** Start of Supplied entries **

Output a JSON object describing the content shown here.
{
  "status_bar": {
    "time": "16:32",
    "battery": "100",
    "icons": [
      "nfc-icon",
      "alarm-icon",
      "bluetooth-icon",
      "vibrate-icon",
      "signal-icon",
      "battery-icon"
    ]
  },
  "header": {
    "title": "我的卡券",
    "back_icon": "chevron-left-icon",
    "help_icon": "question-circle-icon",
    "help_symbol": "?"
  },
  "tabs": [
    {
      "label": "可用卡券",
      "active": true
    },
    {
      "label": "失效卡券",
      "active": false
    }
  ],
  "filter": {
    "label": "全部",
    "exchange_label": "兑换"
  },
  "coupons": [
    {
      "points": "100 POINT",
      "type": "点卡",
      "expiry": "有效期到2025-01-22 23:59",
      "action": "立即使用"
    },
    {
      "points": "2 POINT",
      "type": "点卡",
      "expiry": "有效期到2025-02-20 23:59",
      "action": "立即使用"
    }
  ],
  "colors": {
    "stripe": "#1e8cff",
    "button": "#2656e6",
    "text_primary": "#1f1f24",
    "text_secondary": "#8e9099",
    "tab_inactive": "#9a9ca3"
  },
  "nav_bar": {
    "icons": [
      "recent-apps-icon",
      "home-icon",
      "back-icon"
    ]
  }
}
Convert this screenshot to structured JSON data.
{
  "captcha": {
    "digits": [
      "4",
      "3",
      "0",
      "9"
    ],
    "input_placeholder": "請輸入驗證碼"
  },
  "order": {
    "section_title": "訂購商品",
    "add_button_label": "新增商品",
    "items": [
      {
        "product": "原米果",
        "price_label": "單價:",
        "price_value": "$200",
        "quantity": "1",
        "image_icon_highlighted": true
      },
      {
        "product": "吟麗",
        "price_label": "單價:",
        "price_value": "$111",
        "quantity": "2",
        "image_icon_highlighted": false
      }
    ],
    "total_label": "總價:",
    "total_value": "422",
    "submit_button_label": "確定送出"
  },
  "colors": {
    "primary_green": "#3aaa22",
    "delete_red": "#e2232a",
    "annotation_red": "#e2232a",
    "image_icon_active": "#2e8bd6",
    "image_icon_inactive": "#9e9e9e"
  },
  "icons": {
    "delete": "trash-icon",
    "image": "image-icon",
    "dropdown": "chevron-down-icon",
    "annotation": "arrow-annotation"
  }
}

** End of Supplied entries **

Set problem: Write out all the entries exactly.

Task solution:
Output a JSON object describing the content shown here.
{
  "status_bar": {
    "time": "16:32",
    "battery": "100",
    "icons": [
      "nfc-icon",
      "alarm-icon",
      "bluetooth-icon",
      "vibrate-icon",
      "signal-icon",
      "battery-icon"
    ]
  },
  "header": {
    "title": "我的卡券",
    "back_icon": "chevron-left-icon",
    "help_icon": "question-circle-icon",
    "help_symbol": "?"
  },
  "tabs": [
    {
      "label": "可用卡券",
      "active": true
    },
    {
      "label": "失效卡券",
      "active": false
    }
  ],
  "filter": {
    "label": "全部",
    "exchange_label": "兑换"
  },
  "coupons": [
    {
      "points": "100 POINT",
      "type": "点卡",
      "expiry": "有效期到2025-01-22 23:59",
      "action": "立即使用"
    },
    {
      "points": "2 POINT",
      "type": "点卡",
      "expiry": "有效期到2025-02-20 23:59",
      "action": "立即使用"
    }
  ],
  "colors": {
    "stripe": "#1e8cff",
    "button": "#2656e6",
    "text_primary": "#1f1f24",
    "text_secondary": "#8e9099",
    "tab_inactive": "#9a9ca3"
  },
  "nav_bar": {
    "icons": [
      "recent-apps-icon",
      "home-icon",
      "back-icon"
    ]
  }
}
Convert this screenshot to structured JSON data.
{
  "captcha": {
    "digits": [
      "4",
      "3",
      "0",
      "9"
    ],
    "input_placeholder": "請輸入驗證碼"
  },
  "order": {
    "section_title": "訂購商品",
    "add_button_label": "新增商品",
    "items": [
      {
        "product": "原米果",
        "price_label": "單價:",
        "price_value": "$200",
        "quantity": "1",
        "image_icon_highlighted": true
      },
      {
        "product": "吟麗",
        "price_label": "單價:",
        "price_value": "$111",
        "quantity": "2",
        "image_icon_highlighted": false
      }
    ],
    "total_label": "總價:",
    "total_value": "422",
    "submit_button_label": "確定送出"
  },
  "colors": {
    "primary_green": "#3aaa22",
    "delete_red": "#e2232a",
    "annotation_red": "#e2232a",
    "image_icon_active": "#2e8bd6",
    "image_icon_inactive": "#9e9e9e"
  },
  "icons": {
    "delete": "trash-icon",
    "image": "image-icon",
    "dropdown": "chevron-down-icon",
    "annotation": "arrow-annotation"
  }
}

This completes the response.